─── SOURCE TEXT ───

Second, begin planning for delivery. Do you have a choice as to where you will have your baby? If so, it’s worth seeking out a hospital with reliable procedures in place to take care of HIV-positive mothers and their babies. This includes having a pharmacy with easy 24/7 access to necessary medications, and a laboratory that can efficiently and accurately perform critical testing on mother and baby for viral activity. It’s also important that the hospital’s delivery and newborn teams have complete information about your health status; this issue often comes up when much of a mother’s prenatal and general health care is performed at a location remote from the hospital.
Although much about delivery of an infant to an HIV-positive mother doesn’t differ all that much from other deliveries, there are a couple of extra considerations. If a mom’s viral load is high, she will get an extra dose of antiviral medicine. Also, her provider may choose to deliver the baby by cesarean section to lower the risk of HIV transmission.

─── SUPPLIED DATA ───

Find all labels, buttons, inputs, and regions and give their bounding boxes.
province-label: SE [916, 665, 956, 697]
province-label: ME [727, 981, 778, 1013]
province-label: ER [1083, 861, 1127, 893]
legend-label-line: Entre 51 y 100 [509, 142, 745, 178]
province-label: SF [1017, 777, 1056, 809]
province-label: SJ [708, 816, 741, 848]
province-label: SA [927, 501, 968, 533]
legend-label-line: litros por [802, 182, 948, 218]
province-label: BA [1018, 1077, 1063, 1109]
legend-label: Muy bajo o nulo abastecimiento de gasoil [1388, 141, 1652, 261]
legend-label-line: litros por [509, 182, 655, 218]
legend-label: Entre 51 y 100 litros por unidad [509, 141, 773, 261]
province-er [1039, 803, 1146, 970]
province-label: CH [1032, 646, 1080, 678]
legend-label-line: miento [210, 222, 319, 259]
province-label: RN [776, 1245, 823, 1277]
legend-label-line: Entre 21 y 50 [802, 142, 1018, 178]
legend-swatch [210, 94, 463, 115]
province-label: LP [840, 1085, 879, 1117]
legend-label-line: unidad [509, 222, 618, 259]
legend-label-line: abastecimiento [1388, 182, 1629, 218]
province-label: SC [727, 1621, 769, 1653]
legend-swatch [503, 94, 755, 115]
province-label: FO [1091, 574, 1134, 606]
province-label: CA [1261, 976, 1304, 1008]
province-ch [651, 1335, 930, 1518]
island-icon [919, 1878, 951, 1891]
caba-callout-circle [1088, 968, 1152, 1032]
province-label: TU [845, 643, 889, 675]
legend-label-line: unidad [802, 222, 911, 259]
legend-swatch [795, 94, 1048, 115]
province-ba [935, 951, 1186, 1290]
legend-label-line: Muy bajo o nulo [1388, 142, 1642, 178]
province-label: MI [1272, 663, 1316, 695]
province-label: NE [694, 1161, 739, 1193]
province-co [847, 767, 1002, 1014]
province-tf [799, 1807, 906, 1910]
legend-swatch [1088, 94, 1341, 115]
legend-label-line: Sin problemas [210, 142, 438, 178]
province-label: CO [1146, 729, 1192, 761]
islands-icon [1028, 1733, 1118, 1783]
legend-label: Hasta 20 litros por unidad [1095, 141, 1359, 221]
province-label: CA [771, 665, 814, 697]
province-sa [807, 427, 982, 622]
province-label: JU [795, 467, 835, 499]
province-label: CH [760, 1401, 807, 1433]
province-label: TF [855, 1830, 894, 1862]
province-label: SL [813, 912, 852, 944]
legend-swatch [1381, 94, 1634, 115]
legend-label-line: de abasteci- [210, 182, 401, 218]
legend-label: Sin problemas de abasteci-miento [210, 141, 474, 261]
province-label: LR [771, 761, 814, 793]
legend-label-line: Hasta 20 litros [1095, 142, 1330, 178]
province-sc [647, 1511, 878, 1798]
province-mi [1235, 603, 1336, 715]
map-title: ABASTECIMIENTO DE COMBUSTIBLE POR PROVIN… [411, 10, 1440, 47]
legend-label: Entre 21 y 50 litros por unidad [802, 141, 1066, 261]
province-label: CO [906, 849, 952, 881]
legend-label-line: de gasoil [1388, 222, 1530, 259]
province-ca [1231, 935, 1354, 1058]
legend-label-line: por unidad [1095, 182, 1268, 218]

───

§ **PROBLEMS TO SOLVE**
- a) For each statement, say whether it agrees with the passage on delivery planning for HIV-positive mothers. Answer yes or no, and quote the words from the passage that decide it.
(i) A mother whose viral load is high will receive an extra dose of antiviral medicine.
(ii) Delivering a baby to an HIV-positive mother is very different from other deliveries.
(iii) A good hospital choice includes a pharmacy where needed medications can easily be obtained around the clock.
- b) Continue the passage on delivery planning for HIV-positive mothers, starting right after its last sentence.

§ **ANSWERS TO THIS EXERCISE**
- a)
(i) Yes: "If a mom’s viral load is high, she will get an extra dose of antiviral medicine."
(ii) No: "much about delivery of an infant to an HIV-positive mother doesn’t differ all that much from other deliveries"
(iii) Yes: "a pharmacy with easy 24/7 access to necessary medications"

- b)
HIV and Newborns
OK, so a healthy-appearing baby is born to an HIV-positive mother. What happens now? The good news is that researchers who deal with pregnant women and newborns have developed testing and treatment recommendations that have greatly reduced the number of newborns who acquire HIV and, subsequently, the number of children living with the virus.
However, this requires lots of cooperation between treating providers, laboratories, pharmacies, insurers—and parents! Fortunately, many hospitals and health agencies have case managers than can help families navigate the landscape of HIV exposure in newborns. If there is a large population that’s affected, there may be a case manager specific to HIV. Certainly parents should take advantage of any help out there.
There may be variations on what newborns exposed to HIV may undergo based on differences between providers and local HIV experts. Also, the recommendations are updated from time to time. However, at a minimum, the following is likely to happen:
- The baby will have blood drawn for an HIV test at birth. Because the rapid test used on adults is likely to only reflect a mom’s HIV infection when performed on a newborn, a more specific test will be used. This generally takes several days to come back.
- The baby will be started on an antiretroviral. Most often this is zidovudine (AZT). This is continued at home for at least six weeks.
- The baby’s blood will be tested several more times for HIV up to at least six months of age.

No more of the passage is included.